**DESCRIPTION OF THE TASK**:
Leaving out the pictures, transcribe all of the records faithfully.

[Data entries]
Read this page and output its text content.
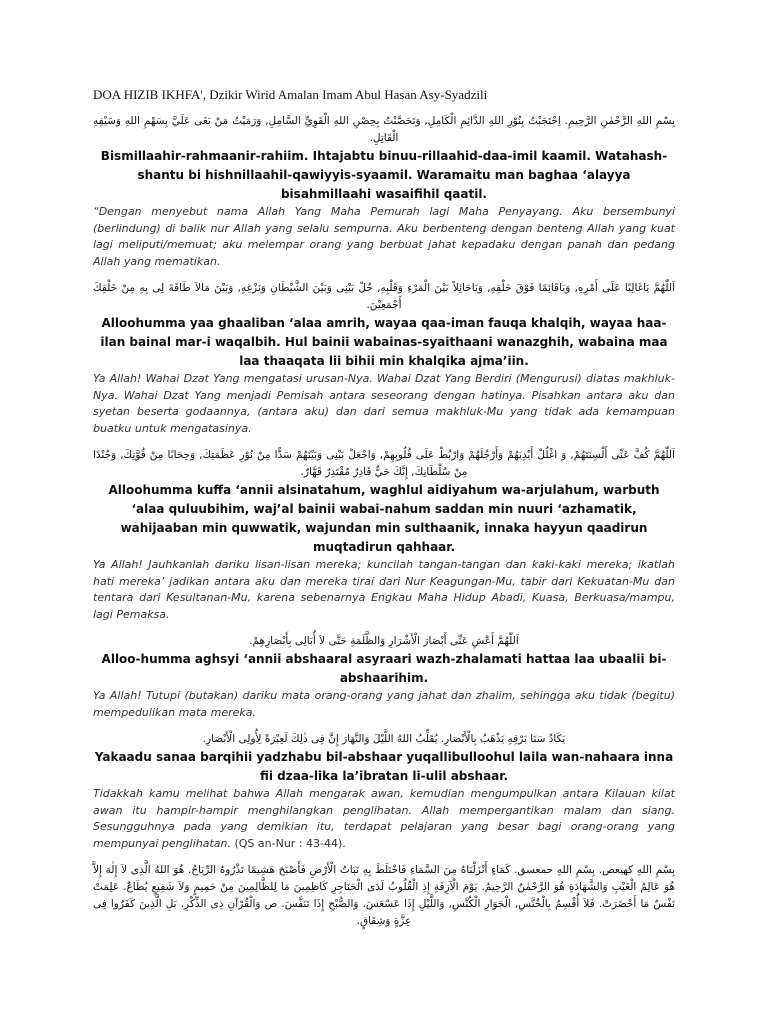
DOA HIZIB IKHFA', Dzikir Wirid Amalan Imam Abul Hasan Asy-Syadzili
بِسْمِ اللهِ الرَّحْمٰنِ الرَّحِيمِ. اِحْتَجَبْتُ بِنُوْرِ اللهِ الدَّائِمِ الْكَامِلِ, وَتَحَصَّنْتُ بِحِصْنِ اللهِ الْقَوِيِّ السَّامِلِ, وَرَمَيْتُ مَنْ بَغَى عَلَيَّ بِسَهْمِ اللهِ وَسَيْفِهِ الْقَاتِلِ.
Bismillaahir-rahmaanir-rahiim. Ihtajabtu binuu-rillaahid-daa-imil kaamil. Watahash-shantu bi hishnillaahil-qawiyyis-syaamil. Waramaitu man baghaa ‘alayya bisahmillaahi wasaifihil qaatil.
“Dengan menyebut nama Allah Yang Maha Pemurah lagi Maha Penyayang. Aku bersembunyi (berlindung) di balik nur Allah yang selalu sempurna. Aku berbenteng dengan benteng Allah yang kuat lagi meliputi/memuat; aku melempar orang yang berbuat jahat kepadaku dengan panah dan pedang Allah yang mematikan.
اَللّٰهُمَّ يَاغَالِبًا عَلَى أَمْرِهِ, وَيَاقَائِمًا فَوْقَ خَلْقِهِ, وَيَاحَائِلاً بَيْنَ الْمَرْءِ وَقَلْبِهِ, حُلْ بَيْنِى وَبَيْنَ الشَّيْطَانِ وَنَزْغِهِ, وَبَيْنَ مَالاَ طَاقَةَ لِى بِهِ مِنْ خَلْقِكَ أَجْمَعِيْنَ.
Alloohumma yaa ghaaliban ‘alaa amrih, wayaa qaa-iman fauqa khalqih, wayaa haa-ilan bainal mar-i waqalbih. Hul bainii wabainas-syaithaani wanazghih, wabaina maa laa thaaqata lii bihii min khalqika ajma’iin.
Ya Allah! Wahai Dzat Yang mengatasi urusan-Nya. Wahai Dzat Yang Berdiri (Mengurusi) diatas makhluk-Nya. Wahai Dzat Yang menjadi Pemisah antara seseorang dengan hatinya. Pisahkan antara aku dan syetan beserta godaannya, (antara aku) dan dari semua makhluk-Mu yang tidak ada kemampuan buatku untuk mengatasinya.
اَللّٰهُمَّ كُفَّ عَنِّى أَلْسِنَتَهُمْ, وَ اغْلُلْ أَيْدِيَهُمْ وَأَرْجُلَهُمْ وَارْبُطْ عَلَى قُلُوبِهِمْ, وَاجْعَلْ بَيْنِى وَبَيْنَهُمْ سَدًّا مِنْ نُوْرِ عَظَمَتِكَ, وَحِجَابًا مِنْ قُوَّتِكَ, وَجُنْدًا مِنْ سُلْطَانِكَ, إِنَّكَ حَيٌّ قَادِرٌ مُقْتَدِرٌ قَهَّارٌ.
Alloohumma kuffa ‘annii alsinatahum, waghlul aidiyahum wa-arjulahum, warbuth ‘alaa quluubihim, waj’al bainii wabai-nahum saddan min nuuri ‘azhamatik, wahijaaban min quwwatik, wajundan min sulthaanik, innaka hayyun qaadirun muqtadirun qahhaar.
Ya Allah! Jauhkanlah dariku lisan-lisan mereka; kuncilah tangan-tangan dan kaki-kaki mereka; ikatlah hati mereka’ jadikan antara aku dan mereka tirai dari Nur Keagungan-Mu, tabir dari Kekuatan-Mu dan tentara dari Kesultanan-Mu, karena sebenarnya Engkau Maha Hidup Abadi, Kuasa, Berkuasa/mampu, lagi Pemaksa.
اَللّٰهُمَّ أَعْشِ عَنِّى أَبْصَارَ الْأَشْرَارِ وَالظَّلَمَةِ حَتَّى لاَ أُبَالِى بِأَبْصَارِهِمْ.
Alloo-humma aghsyi ‘annii abshaaral asyraari wazh-zhalamati hattaa laa ubaalii bi-abshaarihim.
Ya Allah! Tutupi (butakan) dariku mata orang-orang yang jahat dan zhalim, sehingga aku tidak (begitu) mempedulikan mata mereka.
يَكَادُ سَنَا بَرْقِهِ يَذْهَبُ بِالْأَبْصَارِ. يُقَلِّبُ اللهُ اللَّيْلَ وَالنَّهَارَ إِنَّ فِى ذٰلِكَ لَعِبْرَةً لِأُولِى الْأَبْصَارِ.
Yakaadu sanaa barqihii yadzhabu bil-abshaar yuqallibulloohul laila wan-nahaara inna fii dzaa-lika la’ibratan li-ulil abshaar.
Tidakkah kamu melihat bahwa Allah mengarak awan, kemudian mengumpulkan antara Kilauan kilat awan itu hampir-hampir menghilangkan penglihatan. Allah mempergantikan malam dan siang. Sesungguhnya pada yang demikian itu, terdapat pelajaran yang besar bagi orang-orang yang mempunyai penglihatan. (QS an-Nur : 43-44).
بِسْمِ اللهِ كهيعص. بِسْمِ اللهِ حمعسق. كَمَاءٍ أَنْزَلْنَاهُ مِنَ السَّمَاءِ فَاخْتَلَطَ بِهِ نَبَاتُ الْأَرْضِ فَأَصْبَحَ هَشِيمًا تَذْرُوهُ الرِّيَاحُ. هُوَ اللهُ الَّذِى لاَ إِلٰهَ إِلاَّ هُوَ عَالِمُ الْغَيْبِ وَالشَّهَادَةِ هُوَ الرَّحْمٰنُ الرَّحِيمُ. يَوْمَ الْآزِفَةِ إِذِ الْقُلُوبُ لَدَى الْحَنَاجِرِ كَاظِمِينَ مَا لِلظَّالِمِينَ مِنْ حَمِيمٍ وَلاَ شَفِيعٍ يُطَاعُ. عَلِمَتْ نَفْسٌ مَا أَحْضَرَتْ. فَلاَ أُقْسِمُ بِالْخُنَّسِ, الْجَوَارِ الْكُنَّسِ, وَاللَّيْلِ إِذَا عَسْعَسَ. وَالصُّبْحِ إِذَا تَنَفَّسَ. ص وَالْقُرْآنِ ذِى الذِّكْرِ. بَلِ الَّذِينَ كَفَرُوا فِى عِزَّةٍ وَشِقَاقٍ.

**FINISHED ANSWER**:
Read this page and output its text content.
DOA HIZIB IKHFA', Dzikir Wirid Amalan Imam Abul Hasan Asy-Syadzili
بِسْمِ اللهِ الرَّحْمٰنِ الرَّحِيمِ. اِحْتَجَبْتُ بِنُوْرِ اللهِ الدَّائِمِ الْكَامِلِ, وَتَحَصَّنْتُ بِحِصْنِ اللهِ الْقَوِيِّ السَّامِلِ, وَرَمَيْتُ مَنْ بَغَى عَلَيَّ بِسَهْمِ اللهِ وَسَيْفِهِ الْقَاتِلِ.
Bismillaahir-rahmaanir-rahiim. Ihtajabtu binuu-rillaahid-daa-imil kaamil. Watahash-shantu bi hishnillaahil-qawiyyis-syaamil. Waramaitu man baghaa ‘alayya bisahmillaahi wasaifihil qaatil.
“Dengan menyebut nama Allah Yang Maha Pemurah lagi Maha Penyayang. Aku bersembunyi (berlindung) di balik nur Allah yang selalu sempurna. Aku berbenteng dengan benteng Allah yang kuat lagi meliputi/memuat; aku melempar orang yang berbuat jahat kepadaku dengan panah dan pedang Allah yang mematikan.
اَللّٰهُمَّ يَاغَالِبًا عَلَى أَمْرِهِ, وَيَاقَائِمًا فَوْقَ خَلْقِهِ, وَيَاحَائِلاً بَيْنَ الْمَرْءِ وَقَلْبِهِ, حُلْ بَيْنِى وَبَيْنَ الشَّيْطَانِ وَنَزْغِهِ, وَبَيْنَ مَالاَ طَاقَةَ لِى بِهِ مِنْ خَلْقِكَ أَجْمَعِيْنَ.
Alloohumma yaa ghaaliban ‘alaa amrih, wayaa qaa-iman fauqa khalqih, wayaa haa-ilan bainal mar-i waqalbih. Hul bainii wabainas-syaithaani wanazghih, wabaina maa laa thaaqata lii bihii min khalqika ajma’iin.
Ya Allah! Wahai Dzat Yang mengatasi urusan-Nya. Wahai Dzat Yang Berdiri (Mengurusi) diatas makhluk-Nya. Wahai Dzat Yang menjadi Pemisah antara seseorang dengan hatinya. Pisahkan antara aku dan syetan beserta godaannya, (antara aku) dan dari semua makhluk-Mu yang tidak ada kemampuan buatku untuk mengatasinya.
اَللّٰهُمَّ كُفَّ عَنِّى أَلْسِنَتَهُمْ, وَ اغْلُلْ أَيْدِيَهُمْ وَأَرْجُلَهُمْ وَارْبُطْ عَلَى قُلُوبِهِمْ, وَاجْعَلْ بَيْنِى وَبَيْنَهُمْ سَدًّا مِنْ نُوْرِ عَظَمَتِكَ, وَحِجَابًا مِنْ قُوَّتِكَ, وَجُنْدًا مِنْ سُلْطَانِكَ, إِنَّكَ حَيٌّ قَادِرٌ مُقْتَدِرٌ قَهَّارٌ.
Alloohumma kuffa ‘annii alsinatahum, waghlul aidiyahum wa-arjulahum, warbuth ‘alaa quluubihim, waj’al bainii wabai-nahum saddan min nuuri ‘azhamatik, wahijaaban min quwwatik, wajundan min sulthaanik, innaka hayyun qaadirun muqtadirun qahhaar.
Ya Allah! Jauhkanlah dariku lisan-lisan mereka; kuncilah tangan-tangan dan kaki-kaki mereka; ikatlah hati mereka’ jadikan antara aku dan mereka tirai dari Nur Keagungan-Mu, tabir dari Kekuatan-Mu dan tentara dari Kesultanan-Mu, karena sebenarnya Engkau Maha Hidup Abadi, Kuasa, Berkuasa/mampu, lagi Pemaksa.
اَللّٰهُمَّ أَعْشِ عَنِّى أَبْصَارَ الْأَشْرَارِ وَالظَّلَمَةِ حَتَّى لاَ أُبَالِى بِأَبْصَارِهِمْ.
Alloo-humma aghsyi ‘annii abshaaral asyraari wazh-zhalamati hattaa laa ubaalii bi-abshaarihim.
Ya Allah! Tutupi (butakan) dariku mata orang-orang yang jahat dan zhalim, sehingga aku tidak (begitu) mempedulikan mata mereka.
يَكَادُ سَنَا بَرْقِهِ يَذْهَبُ بِالْأَبْصَارِ. يُقَلِّبُ اللهُ اللَّيْلَ وَالنَّهَارَ إِنَّ فِى ذٰلِكَ لَعِبْرَةً لِأُولِى الْأَبْصَارِ.
Yakaadu sanaa barqihii yadzhabu bil-abshaar yuqallibulloohul laila wan-nahaara inna fii dzaa-lika la’ibratan li-ulil abshaar.
Tidakkah kamu melihat bahwa Allah mengarak awan, kemudian mengumpulkan antara Kilauan kilat awan itu hampir-hampir menghilangkan penglihatan. Allah mempergantikan malam dan siang. Sesungguhnya pada yang demikian itu, terdapat pelajaran yang besar bagi orang-orang yang mempunyai penglihatan. (QS an-Nur : 43-44).
بِسْمِ اللهِ كهيعص. بِسْمِ اللهِ حمعسق. كَمَاءٍ أَنْزَلْنَاهُ مِنَ السَّمَاءِ فَاخْتَلَطَ بِهِ نَبَاتُ الْأَرْضِ فَأَصْبَحَ هَشِيمًا تَذْرُوهُ الرِّيَاحُ. هُوَ اللهُ الَّذِى لاَ إِلٰهَ إِلاَّ هُوَ عَالِمُ الْغَيْبِ وَالشَّهَادَةِ هُوَ الرَّحْمٰنُ الرَّحِيمُ. يَوْمَ الْآزِفَةِ إِذِ الْقُلُوبُ لَدَى الْحَنَاجِرِ كَاظِمِينَ مَا لِلظَّالِمِينَ مِنْ حَمِيمٍ وَلاَ شَفِيعٍ يُطَاعُ. عَلِمَتْ نَفْسٌ مَا أَحْضَرَتْ. فَلاَ أُقْسِمُ بِالْخُنَّسِ, الْجَوَارِ الْكُنَّسِ, وَاللَّيْلِ إِذَا عَسْعَسَ. وَالصُّبْحِ إِذَا تَنَفَّسَ. ص وَالْقُرْآنِ ذِى الذِّكْرِ. بَلِ الَّذِينَ كَفَرُوا فِى عِزَّةٍ وَشِقَاقٍ.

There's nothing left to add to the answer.